• _Problem details_:
In the rows below, take the stretch from the line containing "Text: Contains HM" through the line containing "392, 240, 398]" and give it as a JSON list of strings. Use one string per line and leave out blank lines.

• _Extracted material_:
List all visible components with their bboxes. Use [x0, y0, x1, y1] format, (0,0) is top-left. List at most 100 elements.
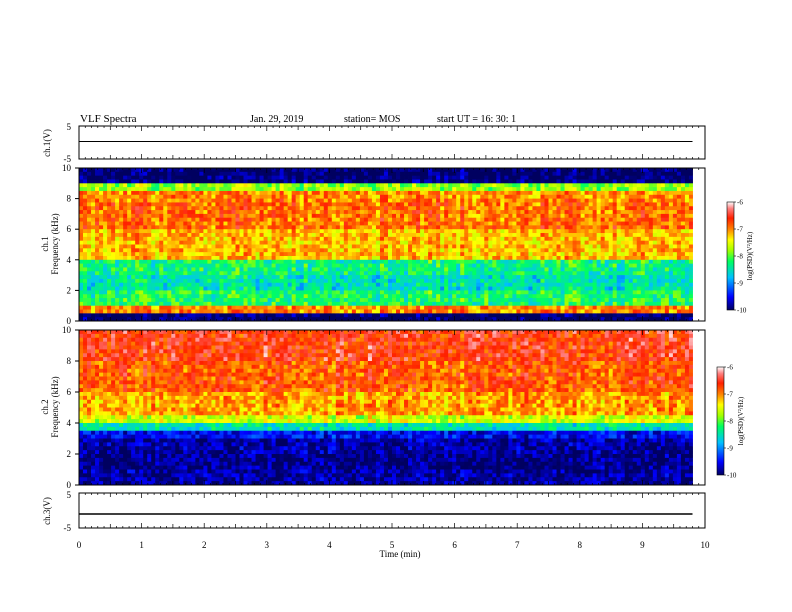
- spectrogram-1-cell: [540, 179, 545, 184]
- spectrogram-1-cell: [359, 294, 365, 299]
- spectrogram-1-cell: [508, 278, 513, 284]
- spectrogram-1-cell: [508, 286, 513, 291]
- spectrogram-1-cell: [91, 183, 96, 188]
- spectrogram-1-cell: [163, 194, 168, 200]
- spectrogram-1-cell: [363, 233, 369, 238]
- spectrogram-1-cell: [111, 252, 116, 257]
- spectrogram-1-cell: [532, 236, 537, 242]
- spectrogram-1-cell: [520, 263, 525, 268]
- spectrogram-1-cell: [103, 309, 108, 314]
- spectrogram-1-cell: [460, 190, 465, 196]
- spectrogram-1-cell: [207, 267, 212, 272]
- spectrogram-1-cell: [291, 225, 297, 230]
- spectrogram-1-cell: [143, 187, 148, 192]
- spectrogram-1-cell: [299, 190, 305, 196]
- spectrogram-1-cell: [476, 206, 481, 211]
- spectrogram-1-cell: [412, 175, 417, 180]
- spectrogram-1-cell: [279, 255, 285, 261]
- spectrogram-1-cell: [339, 271, 345, 276]
- spectrogram-1-cell: [496, 217, 501, 222]
- spectrogram-1-cell: [263, 267, 268, 272]
- spectrogram-1-cell: [123, 271, 128, 276]
- spectrogram-1-cell: [179, 259, 184, 265]
- spectrogram-1-cell: [556, 236, 561, 242]
- spectrogram-1-cell: [359, 290, 365, 295]
- spectrogram-1-cell: [239, 168, 244, 173]
- spectrogram-1-cell: [408, 183, 413, 188]
- spectrogram-1-cell: [480, 248, 485, 253]
- spectrogram-1-cell: [99, 263, 104, 268]
- spectrogram-1-cell: [243, 229, 248, 234]
- spectrogram-1-cell: [327, 317, 333, 322]
- spectrogram-1-cell: [255, 259, 260, 265]
- spectrogram-1-cell: [291, 263, 297, 268]
- spectrogram-1-cell: [127, 221, 132, 226]
- spectrogram-1-cell: [171, 187, 176, 192]
- spectrogram-1-cell: [311, 233, 317, 238]
- spectrogram-1-cell: [339, 229, 345, 234]
- spectrogram-1-cell: [279, 290, 285, 295]
- spectrogram-1-cell: [235, 217, 240, 222]
- spectrogram-1-cell: [267, 217, 273, 222]
- spectrogram-1-cell: [436, 187, 441, 192]
- spectrogram-1-cell: [476, 271, 481, 276]
- spectrogram-1-cell: [151, 213, 156, 219]
- spectrogram-1-cell: [436, 194, 441, 200]
- spectrogram-1-cell: [440, 309, 445, 314]
- spectrogram-1-cell: [155, 187, 160, 192]
- spectrogram-1-cell: [387, 179, 393, 184]
- spectrogram-1-cell: [267, 263, 273, 268]
- spectrogram-1-cell: [556, 171, 561, 177]
- spectrogram-1-cell: [207, 240, 212, 245]
- spectrogram-1-cell: [339, 168, 345, 173]
- spectrogram-1-cell: [315, 240, 321, 245]
- spectrogram-1-cell: [215, 194, 220, 200]
- spectrogram-1-cell: [472, 275, 477, 280]
- spectrogram-1-cell: [512, 271, 517, 276]
- spectrogram-1-cell: [271, 206, 277, 211]
- spectrogram-1-cell: [199, 290, 204, 295]
- spectrogram-1-cell: [412, 252, 417, 257]
- spectrogram-1-cell: [307, 187, 313, 192]
- spectrogram-1-cell: [480, 171, 485, 177]
- spectrogram-1-cell: [87, 217, 92, 222]
- spectrogram-1-cell: [195, 179, 200, 184]
- spectrogram-1-cell: [95, 194, 100, 200]
- spectrogram-1-cell: [115, 294, 120, 299]
- spectrogram-1-cell: [91, 309, 96, 314]
- spectrogram-1-cell: [243, 244, 248, 249]
- spectrogram-1-cell: [239, 271, 244, 276]
- spectrogram-1-cell: [396, 298, 401, 303]
- spectrogram-1-cell: [347, 236, 353, 242]
- spectrogram-1-cell: [147, 194, 152, 200]
- spectrogram-1-cell: [404, 271, 409, 276]
- spectrogram-1-cell: [492, 183, 497, 188]
- spectrogram-1-cell: [363, 229, 369, 234]
- spectrogram-1-cell: [359, 225, 365, 230]
- spectrogram-1-cell: [283, 313, 289, 318]
- spectrogram-1-cell: [235, 248, 240, 253]
- spectrogram-1-cell: [323, 286, 329, 291]
- spectrogram-1-cell: [255, 305, 260, 310]
- spectrogram-1-cell: [404, 179, 409, 184]
- spectrogram-1-cell: [432, 298, 437, 303]
- spectrogram-1-cell: [331, 305, 337, 310]
- spectrogram-1-cell: [367, 305, 373, 310]
- spectrogram-1-cell: [271, 290, 277, 295]
- spectrogram-1-cell: [231, 240, 236, 245]
- spectrogram-1-cell: [111, 202, 116, 207]
- spectrogram-1-cell: [496, 233, 501, 238]
- spectrogram-1-cell: [428, 271, 433, 276]
- spectrogram-1-cell: [359, 236, 365, 242]
- spectrogram-1-cell: [175, 190, 180, 196]
- spectrogram-1-cell: [400, 202, 405, 207]
- spectrogram-1-cell: [404, 171, 409, 177]
- spectrogram-1-cell: [283, 240, 289, 245]
- spectrogram-1-cell: [179, 244, 184, 249]
- spectrogram-1-cell: [392, 263, 397, 268]
- spectrogram-1-cell: [424, 179, 429, 184]
- spectrogram-1-cell: [215, 217, 220, 222]
- spectrogram-1-cell: [440, 255, 445, 261]
- spectrogram-1-cell: [396, 282, 401, 287]
- spectrogram-1-cell: [520, 210, 525, 215]
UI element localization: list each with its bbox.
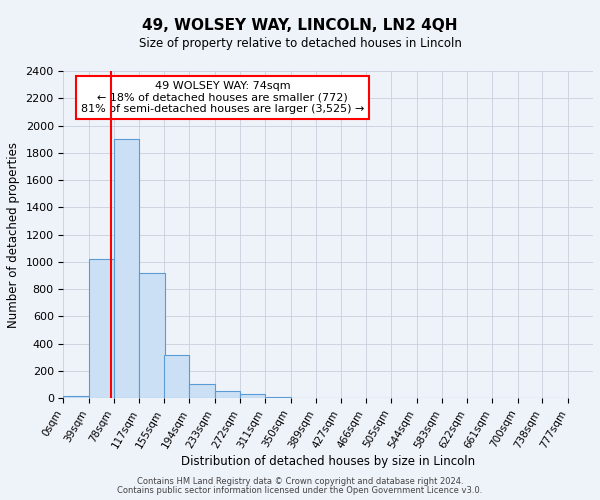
Text: Contains HM Land Registry data © Crown copyright and database right 2024.: Contains HM Land Registry data © Crown c…	[137, 477, 463, 486]
Y-axis label: Number of detached properties: Number of detached properties	[7, 142, 20, 328]
Text: Contains public sector information licensed under the Open Government Licence v3: Contains public sector information licen…	[118, 486, 482, 495]
Bar	[240, 394, 265, 398]
Bar	[114, 139, 139, 398]
Bar	[190, 384, 215, 398]
Text: 49 WOLSEY WAY: 74sqm
← 18% of detached houses are smaller (772)
81% of semi-deta: 49 WOLSEY WAY: 74sqm ← 18% of detached h…	[80, 81, 364, 114]
Bar	[215, 392, 240, 398]
Bar	[265, 396, 290, 398]
Bar	[164, 354, 190, 399]
Text: 49, WOLSEY WAY, LINCOLN, LN2 4QH: 49, WOLSEY WAY, LINCOLN, LN2 4QH	[142, 18, 458, 32]
Bar	[139, 273, 165, 398]
X-axis label: Distribution of detached houses by size in Lincoln: Distribution of detached houses by size …	[181, 455, 475, 468]
Bar	[64, 396, 89, 398]
Bar	[89, 259, 114, 398]
Text: Size of property relative to detached houses in Lincoln: Size of property relative to detached ho…	[139, 38, 461, 51]
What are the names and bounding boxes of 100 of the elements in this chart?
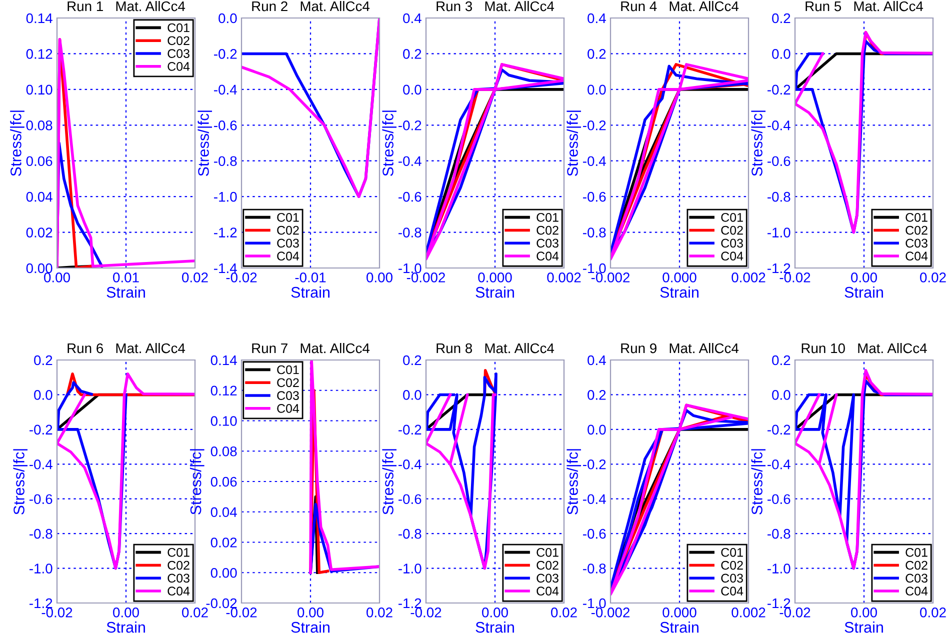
- y-axis-title: Stress/|fc|: [190, 449, 204, 514]
- legend-label: C03: [721, 574, 743, 583]
- y-tick-label: 0.2: [34, 355, 52, 366]
- y-tick-label: 0.2: [588, 390, 606, 400]
- x-axis-title: Strain: [660, 622, 698, 633]
- legend-label: C04: [721, 252, 744, 261]
- y-tick-label: -1.4: [214, 263, 237, 274]
- y-axis-title: Stress/|fc|: [10, 110, 24, 176]
- x-tick-label: 0.01: [113, 272, 139, 282]
- x-axis-title: Strain: [844, 622, 883, 633]
- y-tick-label: -0.8: [30, 528, 52, 539]
- y-tick-label: 0.12: [26, 49, 52, 59]
- y-tick-label: -1.0: [768, 228, 790, 238]
- x-tick-label: -0.01: [295, 272, 326, 282]
- legend-label: C02: [277, 226, 299, 235]
- y-axis-title: Stress/|fc|: [751, 110, 766, 176]
- y-tick-label: 0.0: [403, 390, 422, 400]
- x-tick-label: 0.000: [478, 272, 512, 282]
- legend-label: C04: [536, 252, 559, 261]
- x-tick-label: 0.02: [920, 272, 946, 282]
- y-tick-label: 0.0: [772, 390, 790, 400]
- legend-label: C01: [906, 548, 928, 557]
- y-tick-label: 0.4: [588, 13, 606, 24]
- legend-label: C04: [906, 252, 928, 261]
- y-tick-label: -1.2: [30, 598, 52, 608]
- x-tick-label: -0.02: [42, 608, 72, 618]
- legend-label: C04: [168, 586, 190, 596]
- x-axis-title: Strain: [476, 286, 514, 298]
- chart-title: Run 4 Mat. AllCc4: [621, 0, 739, 12]
- y-tick-label: 0.00: [210, 568, 237, 578]
- y-tick-label: 0.0: [772, 49, 790, 59]
- x-tick-label: 0.00: [482, 608, 508, 618]
- legend-label: C03: [168, 49, 190, 58]
- x-tick-label: 0.000: [662, 608, 696, 618]
- x-tick-label: -0.002: [591, 272, 630, 282]
- legend-label: C03: [536, 238, 558, 248]
- chart-title: Run 3 Mat. AllCc4: [436, 0, 554, 12]
- y-tick-label: -1.0: [583, 598, 606, 608]
- y-tick-label: 0.08: [210, 446, 237, 456]
- legend-label: C03: [906, 574, 928, 583]
- y-tick-label: -0.2: [583, 120, 606, 130]
- legend-label: C02: [168, 36, 190, 46]
- y-tick-label: -1.2: [398, 598, 422, 608]
- y-tick-label: -1.2: [768, 263, 790, 274]
- x-tick-label: 0.00: [298, 608, 324, 618]
- y-axis-title: Stress/|fc|: [382, 110, 397, 176]
- legend-label: C02: [721, 560, 743, 570]
- y-tick-label: 0.4: [588, 355, 606, 366]
- x-tick-label: -0.002: [591, 608, 630, 618]
- y-tick-label: 0.2: [772, 13, 790, 24]
- y-tick-label: -0.2: [214, 49, 237, 59]
- y-tick-label: 0.08: [26, 120, 52, 130]
- legend-label: C02: [906, 226, 928, 235]
- legend-label: C04: [906, 586, 928, 596]
- x-axis-title: Strain: [291, 622, 330, 633]
- y-tick-label: -0.6: [583, 528, 606, 539]
- y-tick-label: -0.2: [768, 424, 790, 435]
- y-tick-label: 0.02: [26, 228, 52, 238]
- x-tick-label: -0.02: [780, 608, 810, 618]
- y-tick-label: -0.6: [398, 192, 422, 202]
- legend-label: C02: [536, 560, 558, 570]
- y-tick-label: -0.4: [214, 84, 237, 95]
- x-tick-label: 0.002: [732, 608, 766, 618]
- y-tick-label: 0.00: [26, 263, 52, 274]
- legend-label: C01: [168, 548, 190, 557]
- legend-label: C02: [721, 226, 743, 235]
- legend-label: C01: [277, 365, 299, 374]
- legend-label: C04: [536, 586, 559, 596]
- legend-label: C01: [168, 23, 190, 32]
- x-tick-label: 0.02: [551, 608, 577, 618]
- x-tick-label: -0.02: [226, 608, 257, 618]
- x-tick-label: 0.00: [366, 272, 392, 282]
- legend-label: C03: [277, 391, 299, 400]
- y-tick-label: -1.2: [768, 598, 790, 608]
- y-tick-label: 0.04: [210, 507, 237, 518]
- x-tick-label: 0.000: [662, 272, 696, 282]
- y-tick-label: 0.06: [26, 156, 52, 166]
- legend-label: C02: [536, 226, 558, 235]
- y-tick-label: -0.4: [768, 120, 790, 130]
- x-tick-label: 0.002: [547, 272, 581, 282]
- x-tick-label: 0.02: [182, 272, 208, 282]
- y-tick-label: -0.02: [206, 598, 237, 608]
- y-axis-title: Stress/|fc|: [382, 449, 397, 514]
- x-axis-title: Strain: [291, 286, 330, 298]
- y-tick-label: 0.2: [588, 49, 606, 59]
- y-tick-label: -0.2: [30, 424, 52, 435]
- y-tick-label: 0.02: [210, 538, 237, 548]
- legend-label: C03: [168, 574, 190, 583]
- x-tick-label: 0.02: [366, 608, 392, 618]
- y-tick-label: 0.12: [210, 386, 237, 396]
- legend-label: C04: [277, 252, 300, 261]
- legend-label: C01: [906, 212, 928, 222]
- y-tick-label: -1.0: [768, 564, 790, 574]
- y-tick-label: 0.14: [26, 13, 52, 24]
- y-tick-label: 0.2: [772, 355, 790, 366]
- chart-title: Run 1 Mat. AllCc4: [68, 0, 186, 12]
- y-tick-label: 0.14: [210, 355, 237, 366]
- x-tick-label: 0.02: [920, 608, 946, 618]
- legend-label: C03: [721, 238, 743, 248]
- y-tick-label: -0.8: [768, 528, 790, 539]
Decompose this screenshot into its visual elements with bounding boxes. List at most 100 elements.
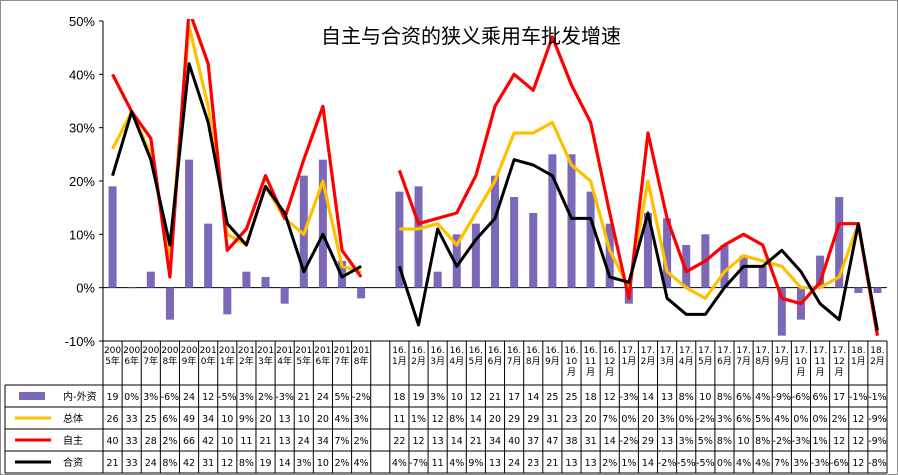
data-label: 0%	[793, 414, 808, 425]
data-label: 0%	[679, 414, 694, 425]
data-label: 12	[412, 436, 424, 447]
data-label: 25	[145, 414, 157, 425]
data-label: 31	[546, 414, 558, 425]
data-label: -7%	[409, 458, 428, 469]
data-label: 12	[852, 414, 864, 425]
category-label: 200 7年	[142, 346, 159, 367]
data-label: -2%	[696, 414, 715, 425]
chart-title: 自主与合资的狭义乘用车批发增速	[321, 24, 621, 48]
data-label: 20	[489, 414, 501, 425]
data-label: 47	[546, 436, 558, 447]
bar	[605, 223, 614, 288]
bar	[739, 255, 748, 288]
data-label: -5%	[218, 392, 237, 403]
bar	[395, 191, 404, 288]
data-label: 2%	[354, 436, 369, 447]
data-label: 37	[527, 436, 539, 447]
data-label: 1%	[411, 414, 426, 425]
data-label: 38	[565, 436, 577, 447]
series-line	[111, 8, 363, 279]
data-label: 2%	[832, 414, 847, 425]
category-label: 16. 3月	[430, 346, 445, 367]
data-label: 5%	[334, 392, 349, 403]
bar	[204, 223, 213, 288]
legend-key	[19, 392, 45, 400]
data-label: 33	[126, 414, 138, 425]
bar	[223, 287, 232, 315]
data-label: 2%	[334, 458, 349, 469]
data-label: 29	[508, 414, 520, 425]
category-label: 201 6年	[314, 346, 331, 367]
data-label: -1%	[849, 392, 868, 403]
data-label: 1%	[621, 458, 636, 469]
bar	[586, 191, 595, 288]
data-label: 21	[470, 436, 482, 447]
category-label: 16. 10 月	[564, 346, 578, 378]
data-label: -3%	[620, 392, 639, 403]
data-label: 21	[259, 436, 271, 447]
data-label: 14	[279, 458, 291, 469]
data-label: 31	[585, 436, 597, 447]
data-label: 19	[107, 392, 119, 403]
data-label: 20	[317, 414, 329, 425]
data-label: 23	[527, 458, 539, 469]
data-label: 13	[279, 436, 291, 447]
data-label: 18	[393, 392, 405, 403]
data-label: 17	[833, 392, 845, 403]
category-label: 201 7年	[333, 346, 350, 367]
data-label: 34	[317, 436, 329, 447]
data-label: 12	[221, 458, 233, 469]
data-label: -6%	[161, 392, 180, 403]
category-label: 17. 11 月	[813, 346, 827, 378]
category-label: 16. 1月	[392, 346, 407, 367]
y-tick-label: -10%	[65, 334, 96, 349]
data-label: 0%	[621, 414, 636, 425]
y-tick-label: 10%	[69, 227, 95, 242]
data-label: 29	[642, 436, 654, 447]
bar	[873, 287, 882, 293]
bar	[510, 197, 519, 288]
data-label: 2%	[162, 436, 177, 447]
data-label: 4%	[755, 458, 770, 469]
category-label: 17. 7月	[736, 346, 751, 367]
data-label: 1%	[813, 436, 828, 447]
data-label: 9%	[239, 414, 254, 425]
data-label: 6%	[736, 414, 751, 425]
data-label: 8%	[162, 458, 177, 469]
data-label: 20	[259, 414, 271, 425]
bar	[720, 245, 729, 288]
data-label: 4%	[354, 458, 369, 469]
data-label: 0%	[124, 392, 139, 403]
legend-label: 自主	[63, 434, 83, 447]
data-label: 6%	[736, 392, 751, 403]
data-label: 3%	[430, 392, 445, 403]
series-line	[397, 35, 880, 336]
bar	[529, 213, 538, 288]
data-label: 14	[642, 458, 654, 469]
data-label: 10	[298, 414, 310, 425]
data-label: 3%	[793, 458, 808, 469]
category-label: 18. 2月	[870, 346, 885, 367]
bar	[816, 255, 825, 288]
data-label: -5%	[677, 458, 696, 469]
category-label: 200 6年	[123, 346, 140, 367]
data-label: 10	[221, 436, 233, 447]
category-label: 201 3年	[257, 346, 274, 367]
category-label: 16. 12 月	[603, 346, 617, 378]
category-label: 201 2年	[238, 346, 255, 367]
data-label: 8%	[755, 436, 770, 447]
data-label: 4%	[334, 414, 349, 425]
data-label: 10	[221, 414, 233, 425]
data-label: 12	[202, 392, 214, 403]
data-label: 29	[527, 414, 539, 425]
data-label: 4%	[392, 458, 407, 469]
category-label: 17. 6月	[717, 346, 732, 367]
data-label: 3%	[717, 414, 732, 425]
data-label: 21	[107, 458, 119, 469]
data-label: 3%	[660, 414, 675, 425]
data-label: 14	[451, 436, 463, 447]
category-label: 17. 5月	[698, 346, 713, 367]
data-label: 49	[183, 414, 195, 425]
data-label: 3%	[354, 414, 369, 425]
data-label: 34	[489, 436, 501, 447]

• _Solution to this problem_:
[
  "Text: Contains HM Land Registry data © Crown copyright and database right 2024.: Contains HM Land Registry data © Crown c…\t[137, 477, 463, 486]",
  "Y-axis label: Number of detached properties: Number of detached properties\t[7, 142, 20, 328]",
  "Text: Contains public sector information licensed under the Open Government Licence v3: Contains public sector information licen…\t[118, 486, 482, 495]",
  "Bar\t[240, 394, 265, 398]",
  "Bar\t[114, 139, 139, 398]",
  "Bar\t[190, 384, 215, 398]",
  "Text: 49 WOLSEY WAY: 74sqm",
  "← 18% of detached houses are smaller (772)",
  "81% of semi-deta: 49 WOLSEY WAY: 74sqm ← 18% of detached h…\t[80, 81, 364, 114]",
  "Bar\t[215, 392, 240, 398]"
]